**Exercise goal**. Select every line holding the word "seed" and copy it.

**Data in this exercise**.

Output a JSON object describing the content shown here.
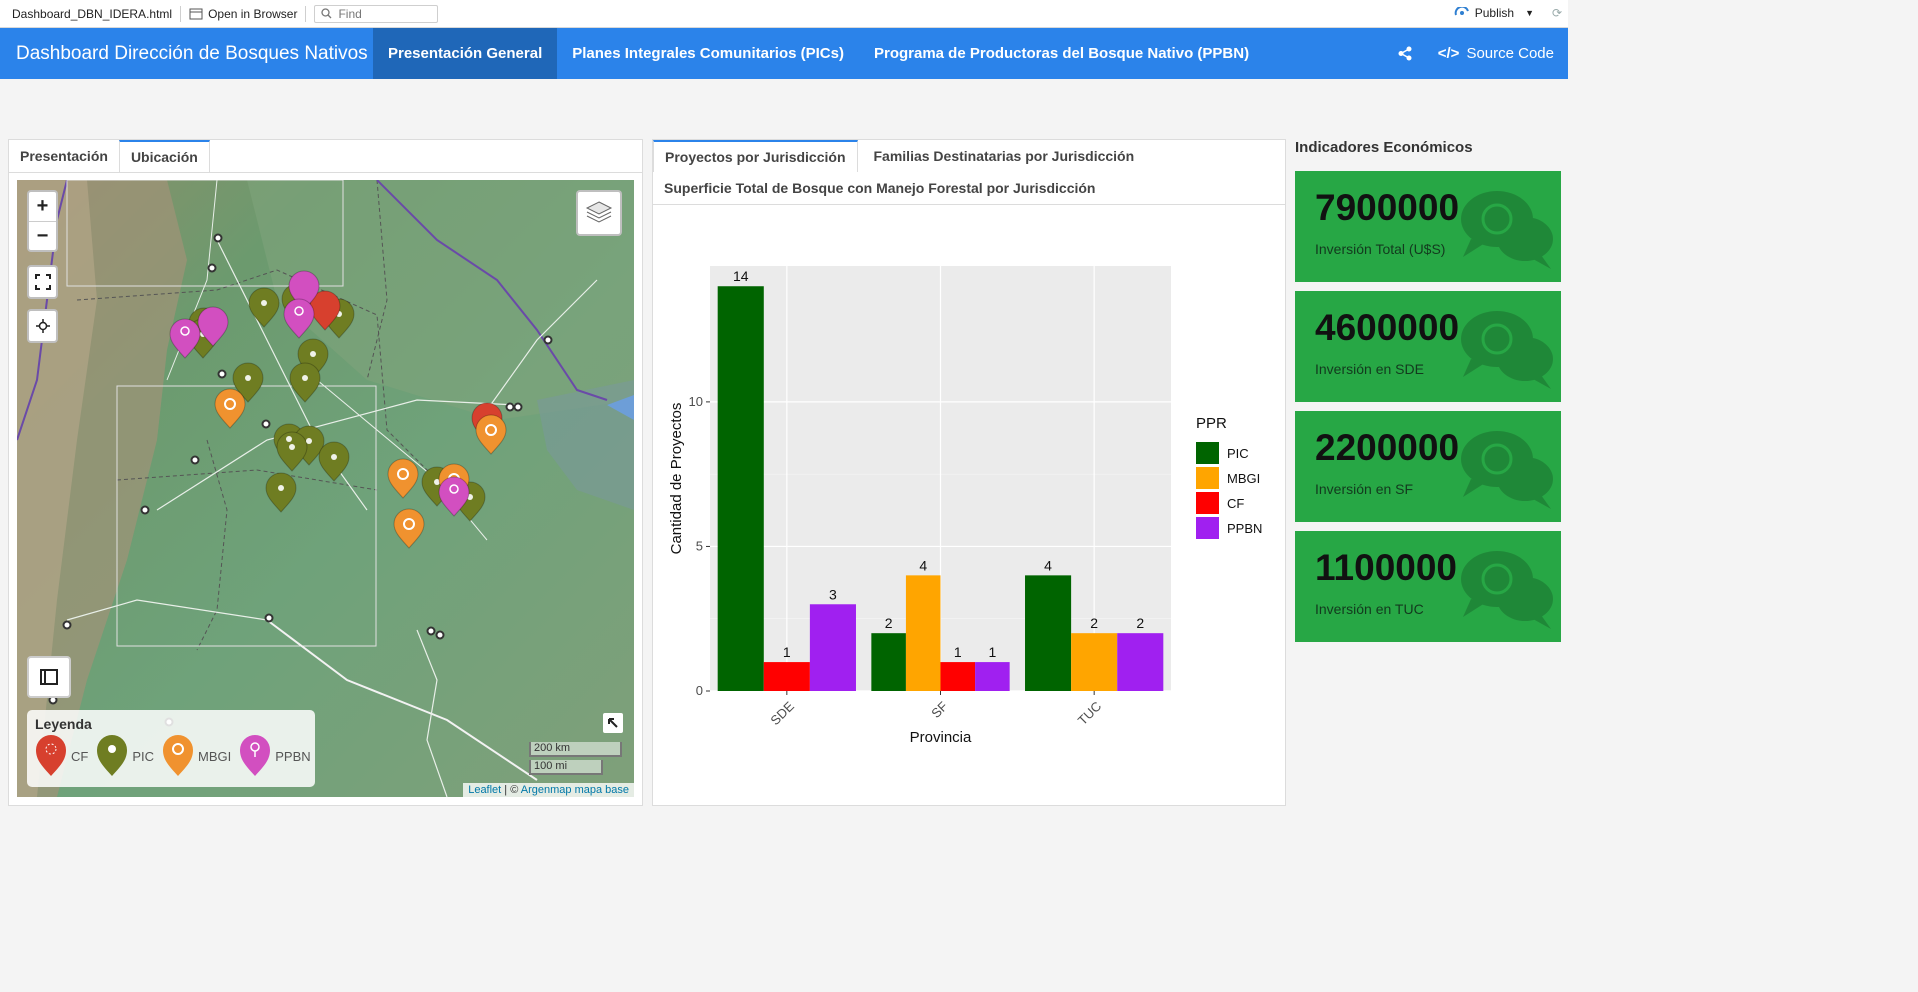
{
  "toolbar": {
    "filename": "Dashboard_DBN_IDERA.html",
    "open_in_browser": "Open in Browser",
    "find_placeholder": "Find",
    "publish": "Publish"
  },
  "navbar": {
    "brand": "Dashboard Dirección de Bosques Nativos",
    "tabs": [
      {
        "label": "Presentación General",
        "active": true
      },
      {
        "label": "Planes Integrales Comunitarios (PICs)",
        "active": false
      },
      {
        "label": "Programa de Productoras del Bosque Nativo (PPBN)",
        "active": false
      }
    ],
    "source_code": "Source Code"
  },
  "left_panel": {
    "tabs": [
      {
        "label": "Presentación",
        "active": false
      },
      {
        "label": "Ubicación",
        "active": true
      }
    ]
  },
  "map": {
    "zoom_in": "+",
    "zoom_out": "−",
    "legend_title": "Leyenda",
    "legend_items": [
      {
        "label": "CF",
        "color": "#d7402e"
      },
      {
        "label": "PIC",
        "color": "#6f7d22"
      },
      {
        "label": "MBGI",
        "color": "#f0922f"
      },
      {
        "label": "PPBN",
        "color": "#d24fc0"
      }
    ],
    "scale_km": "200 km",
    "scale_mi": "100 mi",
    "attribution_leaflet": "Leaflet",
    "attribution_sep": " | © ",
    "attribution_base": "Argenmap mapa base"
  },
  "chart_panel": {
    "tabs": [
      {
        "label": "Proyectos por Jurisdicción",
        "active": true
      },
      {
        "label": "Familias Destinatarias por Jurisdicción",
        "active": false
      },
      {
        "label": "Superficie Total de Bosque con Manejo Forestal por Jurisdicción",
        "active": false
      }
    ]
  },
  "chart_data": {
    "type": "bar",
    "title": "",
    "xlabel": "Provincia",
    "ylabel": "Cantidad de Proyectos",
    "categories": [
      "SDE",
      "SF",
      "TUC"
    ],
    "ylim": [
      0,
      14.7
    ],
    "yticks": [
      0,
      5,
      10
    ],
    "grid": true,
    "legend_title": "PPR",
    "legend_position": "right",
    "series": [
      {
        "name": "PIC",
        "color": "#006400",
        "values": [
          14,
          2,
          4
        ]
      },
      {
        "name": "MBGI",
        "color": "#ffa500",
        "values": [
          0,
          4,
          2
        ]
      },
      {
        "name": "CF",
        "color": "#ff0000",
        "values": [
          1,
          1,
          0
        ]
      },
      {
        "name": "PPBN",
        "color": "#a020f0",
        "values": [
          3,
          1,
          2
        ]
      }
    ]
  },
  "indicators": {
    "title": "Indicadores Económicos",
    "boxes": [
      {
        "value": "7900000",
        "caption": "Inversión Total (U$S)"
      },
      {
        "value": "4600000",
        "caption": "Inversión en SDE"
      },
      {
        "value": "2200000",
        "caption": "Inversión en SF"
      },
      {
        "value": "1100000",
        "caption": "Inversión en TUC"
      }
    ]
  }
}
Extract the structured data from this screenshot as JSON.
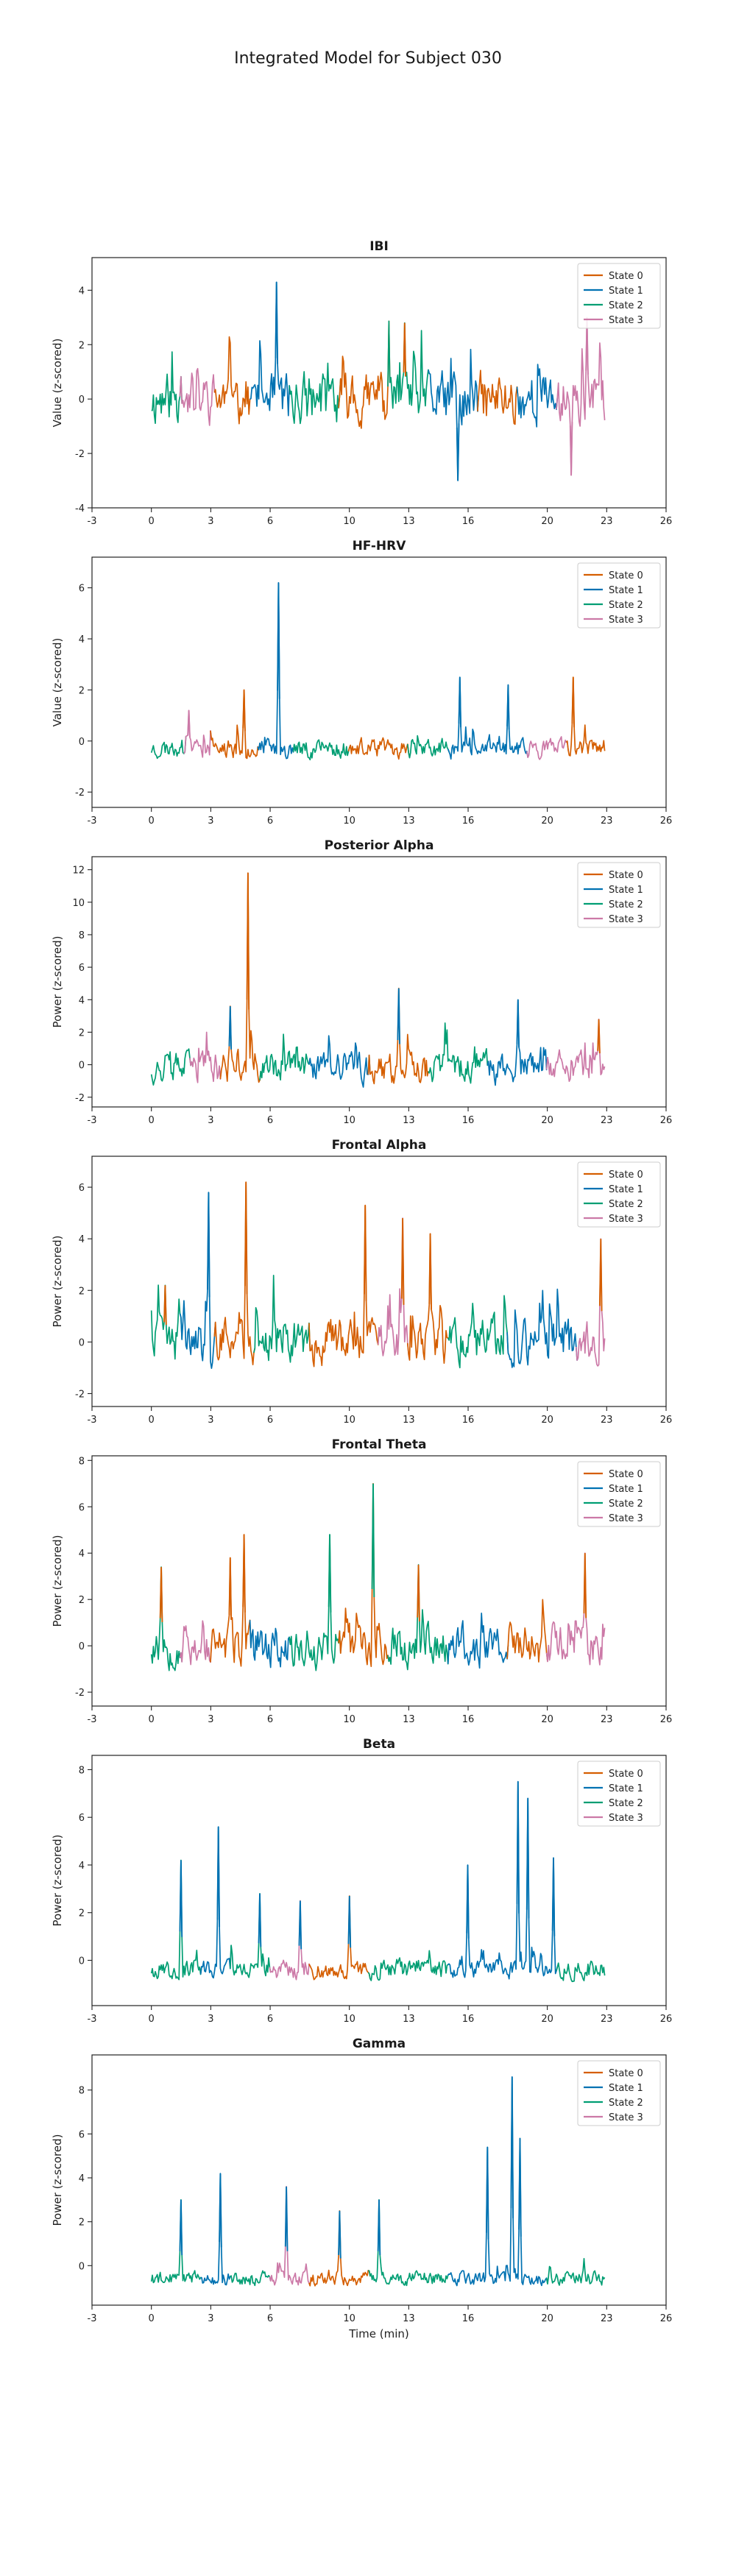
{
  "figure_title": "Integrated Model for Subject 030",
  "colors": {
    "State 0": "#d55e00",
    "State 1": "#0072b2",
    "State 2": "#009e73",
    "State 3": "#cc79a7"
  },
  "chart_data": [
    {
      "type": "line",
      "title": "IBI",
      "xlabel": "",
      "ylabel": "Value (z-scored)",
      "xlim": [
        -3,
        26
      ],
      "ylim": [
        -4,
        5.2
      ],
      "xticks": [
        -3,
        0,
        3,
        6,
        10,
        13,
        16,
        20,
        23,
        26
      ],
      "yticks": [
        -4,
        -2,
        0,
        2,
        4
      ],
      "legend": "top-right",
      "series_names": [
        "State 0",
        "State 1",
        "State 2",
        "State 3"
      ],
      "x_range": [
        0,
        22.9
      ],
      "base_amp": 0.9,
      "baseline": 0.0,
      "seed": 11,
      "peaks": [
        {
          "x": 6.3,
          "y": 4.3,
          "state": "State 1"
        },
        {
          "x": 15.5,
          "y": -3.0,
          "state": "State 1"
        },
        {
          "x": 12.8,
          "y": 2.8,
          "state": "State 0"
        },
        {
          "x": 21.2,
          "y": -2.8,
          "state": "State 3"
        },
        {
          "x": 22.0,
          "y": 3.0,
          "state": "State 3"
        }
      ],
      "segments": [
        {
          "x": [
            0,
            1.5
          ],
          "state": "State 2"
        },
        {
          "x": [
            1.5,
            3.2
          ],
          "state": "State 3"
        },
        {
          "x": [
            3.2,
            5.0
          ],
          "state": "State 0"
        },
        {
          "x": [
            5.0,
            7.0
          ],
          "state": "State 1"
        },
        {
          "x": [
            7.0,
            9.5
          ],
          "state": "State 2"
        },
        {
          "x": [
            9.5,
            12.0
          ],
          "state": "State 0"
        },
        {
          "x": [
            12.0,
            14.0
          ],
          "state": "State 2"
        },
        {
          "x": [
            14.0,
            16.5
          ],
          "state": "State 1"
        },
        {
          "x": [
            16.5,
            18.5
          ],
          "state": "State 0"
        },
        {
          "x": [
            18.5,
            20.5
          ],
          "state": "State 1"
        },
        {
          "x": [
            20.5,
            22.9
          ],
          "state": "State 3"
        }
      ]
    },
    {
      "type": "line",
      "title": "HF-HRV",
      "xlabel": "",
      "ylabel": "Value (z-scored)",
      "xlim": [
        -3,
        26
      ],
      "ylim": [
        -2.6,
        7.2
      ],
      "xticks": [
        -3,
        0,
        3,
        6,
        10,
        13,
        16,
        20,
        23,
        26
      ],
      "yticks": [
        -2,
        0,
        2,
        4,
        6
      ],
      "legend": "top-right",
      "series_names": [
        "State 0",
        "State 1",
        "State 2",
        "State 3"
      ],
      "x_range": [
        0,
        22.9
      ],
      "base_amp": 0.35,
      "baseline": -0.3,
      "seed": 23,
      "peaks": [
        {
          "x": 6.4,
          "y": 6.2,
          "state": "State 1"
        },
        {
          "x": 4.7,
          "y": 2.0,
          "state": "State 0"
        },
        {
          "x": 15.6,
          "y": 2.5,
          "state": "State 1"
        },
        {
          "x": 18.0,
          "y": 2.2,
          "state": "State 1"
        },
        {
          "x": 21.3,
          "y": 2.5,
          "state": "State 0"
        },
        {
          "x": 1.9,
          "y": 1.2,
          "state": "State 3"
        }
      ],
      "segments": [
        {
          "x": [
            0,
            1.7
          ],
          "state": "State 2"
        },
        {
          "x": [
            1.7,
            3.0
          ],
          "state": "State 3"
        },
        {
          "x": [
            3.0,
            5.4
          ],
          "state": "State 0"
        },
        {
          "x": [
            5.4,
            7.2
          ],
          "state": "State 1"
        },
        {
          "x": [
            7.2,
            10.0
          ],
          "state": "State 2"
        },
        {
          "x": [
            10.0,
            13.0
          ],
          "state": "State 0"
        },
        {
          "x": [
            13.0,
            15.0
          ],
          "state": "State 2"
        },
        {
          "x": [
            15.0,
            19.0
          ],
          "state": "State 1"
        },
        {
          "x": [
            19.0,
            21.0
          ],
          "state": "State 3"
        },
        {
          "x": [
            21.0,
            22.9
          ],
          "state": "State 0"
        }
      ]
    },
    {
      "type": "line",
      "title": "Posterior Alpha",
      "xlabel": "",
      "ylabel": "Power (z-scored)",
      "xlim": [
        -3,
        26
      ],
      "ylim": [
        -2.6,
        12.8
      ],
      "xticks": [
        -3,
        0,
        3,
        6,
        10,
        13,
        16,
        20,
        23,
        26
      ],
      "yticks": [
        -2,
        0,
        2,
        4,
        6,
        8,
        10,
        12
      ],
      "legend": "top-right",
      "series_names": [
        "State 0",
        "State 1",
        "State 2",
        "State 3"
      ],
      "x_range": [
        0,
        22.9
      ],
      "base_amp": 0.9,
      "baseline": -0.2,
      "seed": 37,
      "peaks": [
        {
          "x": 4.9,
          "y": 11.8,
          "state": "State 0"
        },
        {
          "x": 4.0,
          "y": 3.6,
          "state": "State 1"
        },
        {
          "x": 12.5,
          "y": 4.7,
          "state": "State 1"
        },
        {
          "x": 18.5,
          "y": 4.0,
          "state": "State 1"
        },
        {
          "x": 22.6,
          "y": 2.8,
          "state": "State 0"
        }
      ],
      "segments": [
        {
          "x": [
            0,
            2.0
          ],
          "state": "State 2"
        },
        {
          "x": [
            2.0,
            3.5
          ],
          "state": "State 3"
        },
        {
          "x": [
            3.5,
            5.5
          ],
          "state": "State 0"
        },
        {
          "x": [
            5.5,
            8.0
          ],
          "state": "State 2"
        },
        {
          "x": [
            8.0,
            11.0
          ],
          "state": "State 1"
        },
        {
          "x": [
            11.0,
            14.0
          ],
          "state": "State 0"
        },
        {
          "x": [
            14.0,
            17.0
          ],
          "state": "State 2"
        },
        {
          "x": [
            17.0,
            20.0
          ],
          "state": "State 1"
        },
        {
          "x": [
            20.0,
            22.9
          ],
          "state": "State 3"
        }
      ]
    },
    {
      "type": "line",
      "title": "Frontal Alpha",
      "xlabel": "",
      "ylabel": "Power (z-scored)",
      "xlim": [
        -3,
        26
      ],
      "ylim": [
        -2.5,
        7.2
      ],
      "xticks": [
        -3,
        0,
        3,
        6,
        10,
        13,
        16,
        20,
        23,
        26
      ],
      "yticks": [
        -2,
        0,
        2,
        4,
        6
      ],
      "legend": "top-right",
      "series_names": [
        "State 0",
        "State 1",
        "State 2",
        "State 3"
      ],
      "x_range": [
        0,
        22.9
      ],
      "base_amp": 0.8,
      "baseline": 0.0,
      "seed": 41,
      "peaks": [
        {
          "x": 2.9,
          "y": 5.8,
          "state": "State 1"
        },
        {
          "x": 4.8,
          "y": 6.2,
          "state": "State 0"
        },
        {
          "x": 10.8,
          "y": 5.3,
          "state": "State 0"
        },
        {
          "x": 12.7,
          "y": 4.8,
          "state": "State 0"
        },
        {
          "x": 14.1,
          "y": 4.2,
          "state": "State 0"
        },
        {
          "x": 22.7,
          "y": 4.0,
          "state": "State 0"
        },
        {
          "x": 0.7,
          "y": 2.2,
          "state": "State 0"
        }
      ],
      "segments": [
        {
          "x": [
            0,
            1.5
          ],
          "state": "State 2"
        },
        {
          "x": [
            1.5,
            3.2
          ],
          "state": "State 1"
        },
        {
          "x": [
            3.2,
            5.2
          ],
          "state": "State 0"
        },
        {
          "x": [
            5.2,
            8.0
          ],
          "state": "State 2"
        },
        {
          "x": [
            8.0,
            11.5
          ],
          "state": "State 0"
        },
        {
          "x": [
            11.5,
            13.0
          ],
          "state": "State 3"
        },
        {
          "x": [
            13.0,
            15.0
          ],
          "state": "State 0"
        },
        {
          "x": [
            15.0,
            18.0
          ],
          "state": "State 2"
        },
        {
          "x": [
            18.0,
            21.5
          ],
          "state": "State 1"
        },
        {
          "x": [
            21.5,
            22.9
          ],
          "state": "State 3"
        }
      ]
    },
    {
      "type": "line",
      "title": "Frontal Theta",
      "xlabel": "",
      "ylabel": "Power (z-scored)",
      "xlim": [
        -3,
        26
      ],
      "ylim": [
        -2.6,
        8.2
      ],
      "xticks": [
        -3,
        0,
        3,
        6,
        10,
        13,
        16,
        20,
        23,
        26
      ],
      "yticks": [
        -2,
        0,
        2,
        4,
        6,
        8
      ],
      "legend": "top-right",
      "series_names": [
        "State 0",
        "State 1",
        "State 2",
        "State 3"
      ],
      "x_range": [
        0,
        22.9
      ],
      "base_amp": 0.85,
      "baseline": 0.0,
      "seed": 53,
      "peaks": [
        {
          "x": 11.2,
          "y": 7.0,
          "state": "State 2"
        },
        {
          "x": 4.7,
          "y": 4.8,
          "state": "State 0"
        },
        {
          "x": 9.0,
          "y": 4.8,
          "state": "State 2"
        },
        {
          "x": 0.5,
          "y": 3.4,
          "state": "State 0"
        },
        {
          "x": 13.5,
          "y": 3.5,
          "state": "State 0"
        },
        {
          "x": 21.9,
          "y": 4.0,
          "state": "State 0"
        },
        {
          "x": 4.0,
          "y": 3.8,
          "state": "State 0"
        }
      ],
      "segments": [
        {
          "x": [
            0,
            1.5
          ],
          "state": "State 2"
        },
        {
          "x": [
            1.5,
            3.0
          ],
          "state": "State 3"
        },
        {
          "x": [
            3.0,
            5.0
          ],
          "state": "State 0"
        },
        {
          "x": [
            5.0,
            7.0
          ],
          "state": "State 1"
        },
        {
          "x": [
            7.0,
            9.5
          ],
          "state": "State 2"
        },
        {
          "x": [
            9.5,
            12.0
          ],
          "state": "State 0"
        },
        {
          "x": [
            12.0,
            15.0
          ],
          "state": "State 2"
        },
        {
          "x": [
            15.0,
            18.0
          ],
          "state": "State 1"
        },
        {
          "x": [
            18.0,
            20.0
          ],
          "state": "State 0"
        },
        {
          "x": [
            20.0,
            22.9
          ],
          "state": "State 3"
        }
      ]
    },
    {
      "type": "line",
      "title": "Beta",
      "xlabel": "",
      "ylabel": "Power (z-scored)",
      "xlim": [
        -3,
        26
      ],
      "ylim": [
        -1.9,
        8.6
      ],
      "xticks": [
        -3,
        0,
        3,
        6,
        10,
        13,
        16,
        20,
        23,
        26
      ],
      "yticks": [
        0,
        2,
        4,
        6,
        8
      ],
      "legend": "top-right",
      "series_names": [
        "State 0",
        "State 1",
        "State 2",
        "State 3"
      ],
      "x_range": [
        0,
        22.9
      ],
      "base_amp": 0.35,
      "baseline": -0.4,
      "seed": 67,
      "peaks": [
        {
          "x": 18.5,
          "y": 7.5,
          "state": "State 1"
        },
        {
          "x": 19.0,
          "y": 6.8,
          "state": "State 1"
        },
        {
          "x": 3.4,
          "y": 5.6,
          "state": "State 1"
        },
        {
          "x": 1.5,
          "y": 4.2,
          "state": "State 1"
        },
        {
          "x": 16.0,
          "y": 4.0,
          "state": "State 1"
        },
        {
          "x": 5.5,
          "y": 2.8,
          "state": "State 1"
        },
        {
          "x": 7.5,
          "y": 2.5,
          "state": "State 1"
        },
        {
          "x": 10.0,
          "y": 2.7,
          "state": "State 1"
        },
        {
          "x": 20.3,
          "y": 4.3,
          "state": "State 1"
        }
      ],
      "segments": [
        {
          "x": [
            0,
            2.5
          ],
          "state": "State 2"
        },
        {
          "x": [
            2.5,
            4.0
          ],
          "state": "State 1"
        },
        {
          "x": [
            4.0,
            6.0
          ],
          "state": "State 2"
        },
        {
          "x": [
            6.0,
            8.0
          ],
          "state": "State 3"
        },
        {
          "x": [
            8.0,
            11.0
          ],
          "state": "State 0"
        },
        {
          "x": [
            11.0,
            15.0
          ],
          "state": "State 2"
        },
        {
          "x": [
            15.0,
            20.5
          ],
          "state": "State 1"
        },
        {
          "x": [
            20.5,
            22.9
          ],
          "state": "State 2"
        }
      ]
    },
    {
      "type": "line",
      "title": "Gamma",
      "xlabel": "Time (min)",
      "ylabel": "Power (z-scored)",
      "xlim": [
        -3,
        26
      ],
      "ylim": [
        -1.8,
        9.6
      ],
      "xticks": [
        -3,
        0,
        3,
        6,
        10,
        13,
        16,
        20,
        23,
        26
      ],
      "yticks": [
        0,
        2,
        4,
        6,
        8
      ],
      "legend": "top-right",
      "series_names": [
        "State 0",
        "State 1",
        "State 2",
        "State 3"
      ],
      "x_range": [
        0,
        22.9
      ],
      "base_amp": 0.3,
      "baseline": -0.6,
      "seed": 79,
      "peaks": [
        {
          "x": 18.2,
          "y": 8.6,
          "state": "State 1"
        },
        {
          "x": 18.6,
          "y": 5.8,
          "state": "State 1"
        },
        {
          "x": 17.0,
          "y": 5.4,
          "state": "State 1"
        },
        {
          "x": 3.5,
          "y": 4.2,
          "state": "State 1"
        },
        {
          "x": 1.5,
          "y": 3.0,
          "state": "State 1"
        },
        {
          "x": 6.8,
          "y": 3.6,
          "state": "State 1"
        },
        {
          "x": 11.5,
          "y": 3.0,
          "state": "State 1"
        },
        {
          "x": 9.5,
          "y": 2.5,
          "state": "State 1"
        }
      ],
      "segments": [
        {
          "x": [
            0,
            2.5
          ],
          "state": "State 2"
        },
        {
          "x": [
            2.5,
            4.0
          ],
          "state": "State 1"
        },
        {
          "x": [
            4.0,
            6.0
          ],
          "state": "State 2"
        },
        {
          "x": [
            6.0,
            8.0
          ],
          "state": "State 3"
        },
        {
          "x": [
            8.0,
            11.0
          ],
          "state": "State 0"
        },
        {
          "x": [
            11.0,
            15.0
          ],
          "state": "State 2"
        },
        {
          "x": [
            15.0,
            20.0
          ],
          "state": "State 1"
        },
        {
          "x": [
            20.0,
            22.9
          ],
          "state": "State 2"
        }
      ]
    }
  ]
}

**Worked answer**.
      "seed": 11,
      "seed": 23,
      "seed": 37,
      "seed": 41,
      "seed": 53,
      "seed": 67,
      "seed": 79,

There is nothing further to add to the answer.